(Extracted records)
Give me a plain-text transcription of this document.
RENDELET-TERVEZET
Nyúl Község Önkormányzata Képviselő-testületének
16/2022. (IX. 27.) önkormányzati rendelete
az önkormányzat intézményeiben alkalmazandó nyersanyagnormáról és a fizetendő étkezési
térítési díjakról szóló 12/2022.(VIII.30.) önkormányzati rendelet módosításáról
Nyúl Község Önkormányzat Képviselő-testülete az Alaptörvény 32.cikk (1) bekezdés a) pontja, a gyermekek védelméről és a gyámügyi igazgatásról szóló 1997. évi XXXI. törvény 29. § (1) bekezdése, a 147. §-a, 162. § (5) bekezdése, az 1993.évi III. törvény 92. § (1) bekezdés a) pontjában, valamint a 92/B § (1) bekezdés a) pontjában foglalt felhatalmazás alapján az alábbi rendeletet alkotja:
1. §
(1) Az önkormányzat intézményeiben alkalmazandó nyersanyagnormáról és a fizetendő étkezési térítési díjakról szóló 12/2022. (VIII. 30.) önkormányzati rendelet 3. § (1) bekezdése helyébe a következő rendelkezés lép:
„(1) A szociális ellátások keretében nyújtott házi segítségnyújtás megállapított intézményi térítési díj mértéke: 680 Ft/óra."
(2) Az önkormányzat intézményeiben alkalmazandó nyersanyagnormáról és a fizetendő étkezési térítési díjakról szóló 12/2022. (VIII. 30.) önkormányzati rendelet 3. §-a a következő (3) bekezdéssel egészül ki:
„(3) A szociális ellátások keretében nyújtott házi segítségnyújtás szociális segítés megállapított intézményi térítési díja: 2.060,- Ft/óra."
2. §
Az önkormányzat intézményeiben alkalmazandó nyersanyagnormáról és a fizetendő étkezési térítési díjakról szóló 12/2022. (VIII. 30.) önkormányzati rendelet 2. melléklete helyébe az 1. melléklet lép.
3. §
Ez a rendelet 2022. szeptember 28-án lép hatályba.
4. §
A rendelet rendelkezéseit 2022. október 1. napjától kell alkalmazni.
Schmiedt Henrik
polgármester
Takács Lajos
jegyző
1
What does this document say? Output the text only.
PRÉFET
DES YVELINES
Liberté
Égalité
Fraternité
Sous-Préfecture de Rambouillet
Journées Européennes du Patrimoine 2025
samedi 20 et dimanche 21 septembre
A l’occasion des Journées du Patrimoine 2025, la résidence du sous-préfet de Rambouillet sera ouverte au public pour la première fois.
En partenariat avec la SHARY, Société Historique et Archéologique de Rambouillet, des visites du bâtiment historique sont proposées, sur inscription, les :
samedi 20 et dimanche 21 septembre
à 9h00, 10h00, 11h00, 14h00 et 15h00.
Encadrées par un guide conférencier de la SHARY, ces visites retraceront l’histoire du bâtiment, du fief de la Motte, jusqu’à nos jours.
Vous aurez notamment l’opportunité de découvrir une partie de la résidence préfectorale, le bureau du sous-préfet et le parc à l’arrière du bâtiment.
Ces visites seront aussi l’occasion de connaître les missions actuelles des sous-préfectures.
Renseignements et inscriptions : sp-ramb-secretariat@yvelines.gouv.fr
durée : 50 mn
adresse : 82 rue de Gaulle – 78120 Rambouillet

# [Your instructions]
Locate the word "Község" in the entries, and copy every line where it is found.

# [Exercise output]
Nyúl Község Önkormányzata Képviselő-testületének
Nyúl Község Önkormányzat Képviselő-testülete az Alaptörvény 32.cikk (1) bekezdés a) pontja, a gyermekek védelméről és a gyámügyi igazgatásról szóló 1997. évi XXXI. törvény 29. § (1) bekezdése, a 147. §-a, 162. § (5) bekezdése, az 1993.évi III. törvény 92. § (1) bekezdés a) pontjában, valamint a 92/B § (1) bekezdés a) pontjában foglalt felhatalmazás alapján az alábbi rendeletet alkotja:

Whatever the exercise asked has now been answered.